■ WRITTEN REQUEST
Examine each line of the data. Copy those that contain the string "очень".

■ EXTRACTED RECORDS

--- --- ---

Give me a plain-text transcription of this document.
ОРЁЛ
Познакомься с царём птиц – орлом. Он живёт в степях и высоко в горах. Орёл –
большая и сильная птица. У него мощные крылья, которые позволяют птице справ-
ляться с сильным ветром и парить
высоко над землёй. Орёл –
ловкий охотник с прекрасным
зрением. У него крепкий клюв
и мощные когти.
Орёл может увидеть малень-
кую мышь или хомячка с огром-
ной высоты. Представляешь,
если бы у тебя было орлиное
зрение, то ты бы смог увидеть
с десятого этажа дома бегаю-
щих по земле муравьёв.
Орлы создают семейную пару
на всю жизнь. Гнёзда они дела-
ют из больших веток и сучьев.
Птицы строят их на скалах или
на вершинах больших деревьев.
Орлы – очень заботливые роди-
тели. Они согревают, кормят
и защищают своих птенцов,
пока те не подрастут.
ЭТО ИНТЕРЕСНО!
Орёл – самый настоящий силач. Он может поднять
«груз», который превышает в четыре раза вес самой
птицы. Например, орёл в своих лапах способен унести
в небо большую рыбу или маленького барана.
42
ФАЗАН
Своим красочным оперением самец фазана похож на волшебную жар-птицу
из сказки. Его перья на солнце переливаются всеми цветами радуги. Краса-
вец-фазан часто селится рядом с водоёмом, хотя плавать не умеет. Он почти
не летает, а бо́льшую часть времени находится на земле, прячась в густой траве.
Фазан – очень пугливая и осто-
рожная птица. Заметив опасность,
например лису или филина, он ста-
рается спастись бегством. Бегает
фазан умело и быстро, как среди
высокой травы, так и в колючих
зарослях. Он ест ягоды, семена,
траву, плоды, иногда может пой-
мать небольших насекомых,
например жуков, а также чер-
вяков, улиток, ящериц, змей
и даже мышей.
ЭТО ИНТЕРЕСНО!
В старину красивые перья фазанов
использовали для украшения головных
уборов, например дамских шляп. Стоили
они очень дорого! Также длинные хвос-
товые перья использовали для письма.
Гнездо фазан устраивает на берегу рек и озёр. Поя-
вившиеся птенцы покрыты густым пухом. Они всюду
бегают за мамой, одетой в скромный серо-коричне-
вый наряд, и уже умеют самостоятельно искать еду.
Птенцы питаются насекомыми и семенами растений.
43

--- --- ---

■ EXERCISE OUTPUT
Орлы – очень заботливые роди-
Фазан – очень пугливая и осто-
они очень дорого! Также длинные хвос-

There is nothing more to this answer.